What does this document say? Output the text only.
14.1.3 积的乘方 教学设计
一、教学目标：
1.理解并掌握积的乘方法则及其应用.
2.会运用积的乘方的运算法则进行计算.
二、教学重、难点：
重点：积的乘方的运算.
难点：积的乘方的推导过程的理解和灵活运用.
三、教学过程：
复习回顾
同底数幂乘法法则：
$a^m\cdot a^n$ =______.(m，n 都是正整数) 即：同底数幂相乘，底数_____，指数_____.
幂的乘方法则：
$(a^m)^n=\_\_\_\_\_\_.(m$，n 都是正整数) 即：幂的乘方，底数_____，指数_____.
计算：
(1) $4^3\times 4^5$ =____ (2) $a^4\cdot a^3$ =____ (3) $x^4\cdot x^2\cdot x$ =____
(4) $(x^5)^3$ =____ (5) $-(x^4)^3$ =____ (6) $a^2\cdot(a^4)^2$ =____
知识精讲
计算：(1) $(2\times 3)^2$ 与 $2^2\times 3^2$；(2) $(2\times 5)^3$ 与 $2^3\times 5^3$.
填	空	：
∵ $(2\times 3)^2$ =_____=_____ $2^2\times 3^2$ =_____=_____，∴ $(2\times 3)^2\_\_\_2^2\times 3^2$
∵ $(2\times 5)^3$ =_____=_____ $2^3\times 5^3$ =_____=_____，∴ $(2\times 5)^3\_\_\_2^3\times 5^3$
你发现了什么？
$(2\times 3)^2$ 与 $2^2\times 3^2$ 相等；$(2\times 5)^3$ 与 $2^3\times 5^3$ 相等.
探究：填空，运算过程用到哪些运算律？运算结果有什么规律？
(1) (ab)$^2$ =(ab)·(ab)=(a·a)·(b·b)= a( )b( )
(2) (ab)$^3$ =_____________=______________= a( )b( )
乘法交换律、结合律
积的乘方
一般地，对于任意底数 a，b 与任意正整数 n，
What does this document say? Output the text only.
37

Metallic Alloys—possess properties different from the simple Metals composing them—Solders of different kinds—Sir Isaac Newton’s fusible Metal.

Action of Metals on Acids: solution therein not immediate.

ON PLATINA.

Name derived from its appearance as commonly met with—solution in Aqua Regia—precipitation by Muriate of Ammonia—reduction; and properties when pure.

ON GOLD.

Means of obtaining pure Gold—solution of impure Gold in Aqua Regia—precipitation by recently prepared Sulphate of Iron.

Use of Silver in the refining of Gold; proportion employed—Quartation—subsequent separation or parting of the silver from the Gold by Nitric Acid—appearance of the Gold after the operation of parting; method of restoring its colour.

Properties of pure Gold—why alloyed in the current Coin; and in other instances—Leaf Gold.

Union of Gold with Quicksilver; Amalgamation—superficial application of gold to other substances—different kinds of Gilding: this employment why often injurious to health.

+ + + + + + +

## Exercise aim
Tally the lines in the listing that hold "Regia" and report the number alone.

## Problem solution
2